Stored data entries
····················

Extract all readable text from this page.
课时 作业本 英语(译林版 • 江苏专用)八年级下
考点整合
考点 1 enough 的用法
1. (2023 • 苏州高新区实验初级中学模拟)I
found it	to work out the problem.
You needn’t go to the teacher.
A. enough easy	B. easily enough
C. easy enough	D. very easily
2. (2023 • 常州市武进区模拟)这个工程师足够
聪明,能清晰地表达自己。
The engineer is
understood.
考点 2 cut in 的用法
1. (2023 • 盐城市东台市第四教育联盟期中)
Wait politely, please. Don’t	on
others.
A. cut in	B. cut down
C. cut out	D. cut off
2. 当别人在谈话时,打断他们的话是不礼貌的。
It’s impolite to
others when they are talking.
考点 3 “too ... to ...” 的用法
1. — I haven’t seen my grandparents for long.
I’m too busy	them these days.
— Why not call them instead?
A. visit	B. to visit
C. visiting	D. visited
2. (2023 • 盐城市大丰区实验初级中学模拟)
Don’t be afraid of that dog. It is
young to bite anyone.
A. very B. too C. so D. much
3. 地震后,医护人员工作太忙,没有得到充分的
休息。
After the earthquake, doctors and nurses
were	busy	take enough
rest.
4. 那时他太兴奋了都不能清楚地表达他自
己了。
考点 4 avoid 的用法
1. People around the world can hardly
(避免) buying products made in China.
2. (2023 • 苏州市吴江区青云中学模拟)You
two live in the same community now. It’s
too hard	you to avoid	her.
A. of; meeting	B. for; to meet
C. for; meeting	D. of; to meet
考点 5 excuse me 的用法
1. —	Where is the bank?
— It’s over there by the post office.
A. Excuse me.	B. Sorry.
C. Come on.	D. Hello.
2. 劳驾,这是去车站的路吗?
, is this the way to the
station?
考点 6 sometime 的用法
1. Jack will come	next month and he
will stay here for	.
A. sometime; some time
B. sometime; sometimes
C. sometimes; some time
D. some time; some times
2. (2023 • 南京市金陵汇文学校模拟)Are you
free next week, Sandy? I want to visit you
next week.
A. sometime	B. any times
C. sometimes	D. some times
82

····················

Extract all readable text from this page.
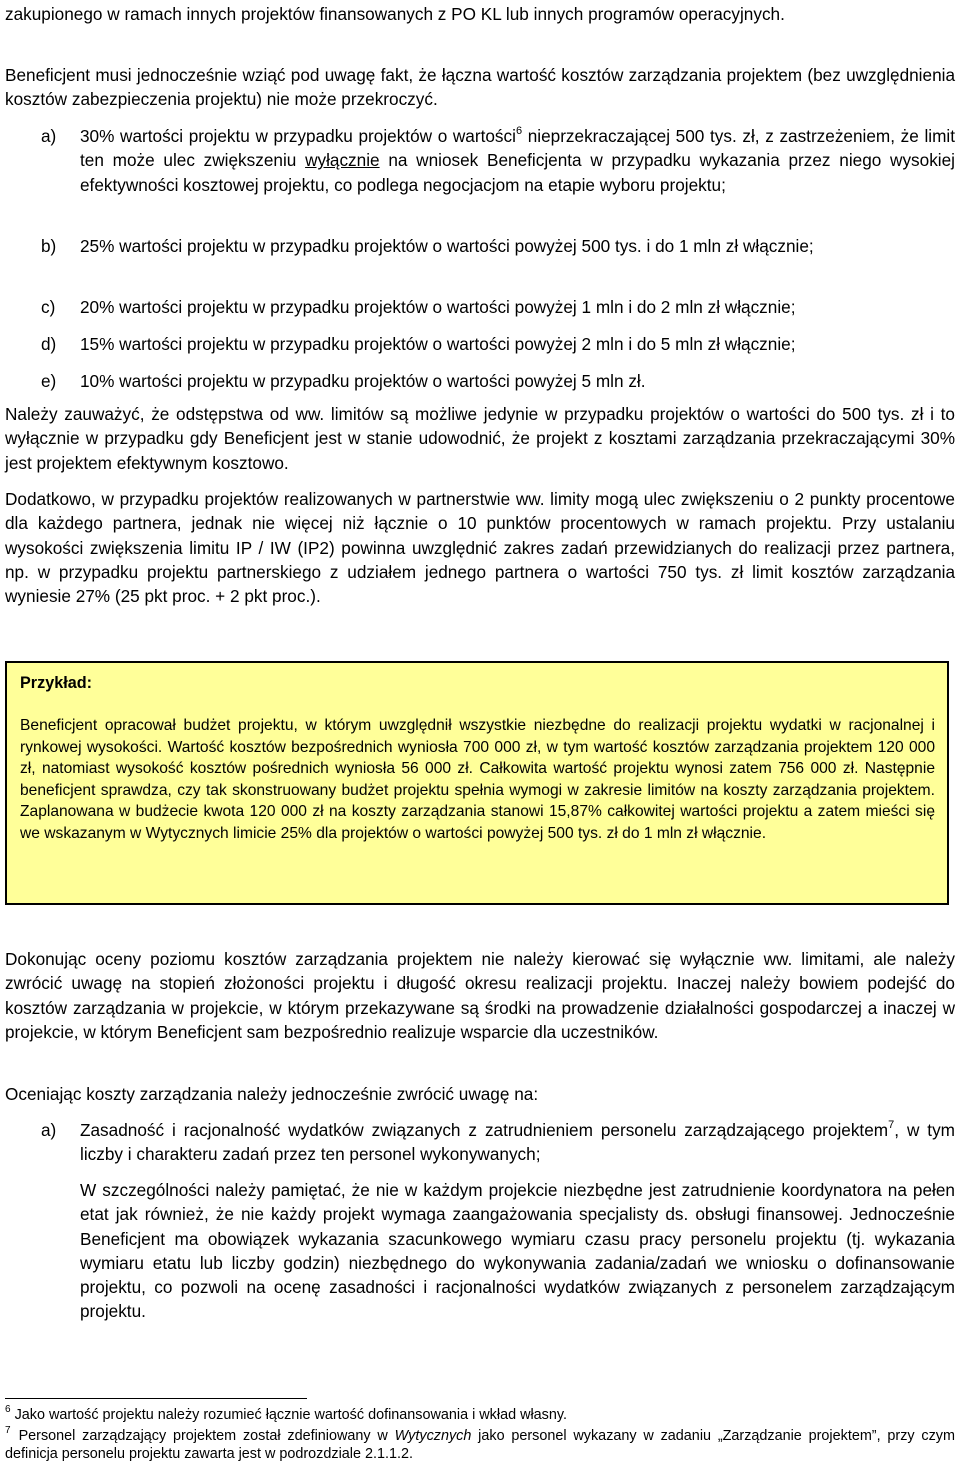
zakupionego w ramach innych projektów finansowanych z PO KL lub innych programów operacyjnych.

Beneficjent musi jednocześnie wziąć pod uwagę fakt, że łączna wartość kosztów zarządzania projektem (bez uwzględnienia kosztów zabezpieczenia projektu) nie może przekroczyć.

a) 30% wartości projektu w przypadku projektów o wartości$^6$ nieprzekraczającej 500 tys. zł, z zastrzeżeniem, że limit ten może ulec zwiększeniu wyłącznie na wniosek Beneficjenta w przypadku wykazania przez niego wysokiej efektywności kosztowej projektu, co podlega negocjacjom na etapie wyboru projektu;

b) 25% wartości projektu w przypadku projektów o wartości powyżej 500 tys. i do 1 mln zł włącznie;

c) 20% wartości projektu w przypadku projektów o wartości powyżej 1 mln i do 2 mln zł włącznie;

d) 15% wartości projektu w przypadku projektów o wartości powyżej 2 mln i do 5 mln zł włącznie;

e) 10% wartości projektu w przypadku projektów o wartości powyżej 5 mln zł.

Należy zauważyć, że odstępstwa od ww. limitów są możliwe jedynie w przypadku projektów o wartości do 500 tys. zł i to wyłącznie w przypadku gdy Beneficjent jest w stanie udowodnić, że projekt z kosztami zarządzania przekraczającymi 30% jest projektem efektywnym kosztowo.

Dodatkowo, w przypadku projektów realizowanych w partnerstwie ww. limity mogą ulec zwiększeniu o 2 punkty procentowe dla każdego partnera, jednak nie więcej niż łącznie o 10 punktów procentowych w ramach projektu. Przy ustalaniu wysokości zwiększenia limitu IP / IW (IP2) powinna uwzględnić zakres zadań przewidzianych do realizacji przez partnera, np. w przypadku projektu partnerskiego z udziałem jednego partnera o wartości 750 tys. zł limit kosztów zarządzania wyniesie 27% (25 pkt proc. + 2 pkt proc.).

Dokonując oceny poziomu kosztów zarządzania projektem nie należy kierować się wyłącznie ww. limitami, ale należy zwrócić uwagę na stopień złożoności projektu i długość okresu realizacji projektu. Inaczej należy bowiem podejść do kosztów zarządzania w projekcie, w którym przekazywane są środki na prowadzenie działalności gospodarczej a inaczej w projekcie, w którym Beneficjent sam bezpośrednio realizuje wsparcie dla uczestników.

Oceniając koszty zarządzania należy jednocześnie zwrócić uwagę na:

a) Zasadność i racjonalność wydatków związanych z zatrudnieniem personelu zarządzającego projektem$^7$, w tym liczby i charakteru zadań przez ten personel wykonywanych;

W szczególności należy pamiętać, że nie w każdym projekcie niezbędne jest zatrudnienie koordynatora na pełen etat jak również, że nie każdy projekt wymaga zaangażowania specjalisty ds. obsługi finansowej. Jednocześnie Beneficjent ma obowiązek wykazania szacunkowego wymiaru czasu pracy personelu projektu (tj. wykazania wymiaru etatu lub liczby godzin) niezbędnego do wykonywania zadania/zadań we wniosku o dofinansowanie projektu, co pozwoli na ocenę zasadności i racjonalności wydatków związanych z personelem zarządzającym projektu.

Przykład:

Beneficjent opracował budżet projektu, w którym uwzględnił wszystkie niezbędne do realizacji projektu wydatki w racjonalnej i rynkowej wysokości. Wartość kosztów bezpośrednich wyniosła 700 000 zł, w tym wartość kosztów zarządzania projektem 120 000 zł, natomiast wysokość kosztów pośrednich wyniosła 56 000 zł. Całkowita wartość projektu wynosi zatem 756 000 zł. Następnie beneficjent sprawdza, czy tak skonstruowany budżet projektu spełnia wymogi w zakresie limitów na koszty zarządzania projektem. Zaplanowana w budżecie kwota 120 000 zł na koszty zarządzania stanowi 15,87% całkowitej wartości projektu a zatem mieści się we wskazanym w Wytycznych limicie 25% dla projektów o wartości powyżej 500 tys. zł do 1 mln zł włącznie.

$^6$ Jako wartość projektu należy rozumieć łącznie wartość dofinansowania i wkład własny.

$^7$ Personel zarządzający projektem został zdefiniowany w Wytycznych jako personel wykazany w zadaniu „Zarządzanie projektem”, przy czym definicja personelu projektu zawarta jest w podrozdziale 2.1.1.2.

····················

From the records above, pick out and copy each line holding the word "zwrócić".

Dokonując oceny poziomu kosztów zarządzania projektem nie należy kierować się wyłącznie ww. limitami, ale należy zwrócić uwagę na stopień złożoności projektu i długość okresu realizacji projektu. Inaczej należy bowiem podejść do kosztów zarządzania w projekcie, w którym przekazywane są środki na prowadzenie działalności gospodarczej a inaczej w projekcie, w którym Beneficjent sam bezpośrednio realizuje wsparcie dla uczestników.
Oceniając koszty zarządzania należy jednocześnie zwrócić uwagę na:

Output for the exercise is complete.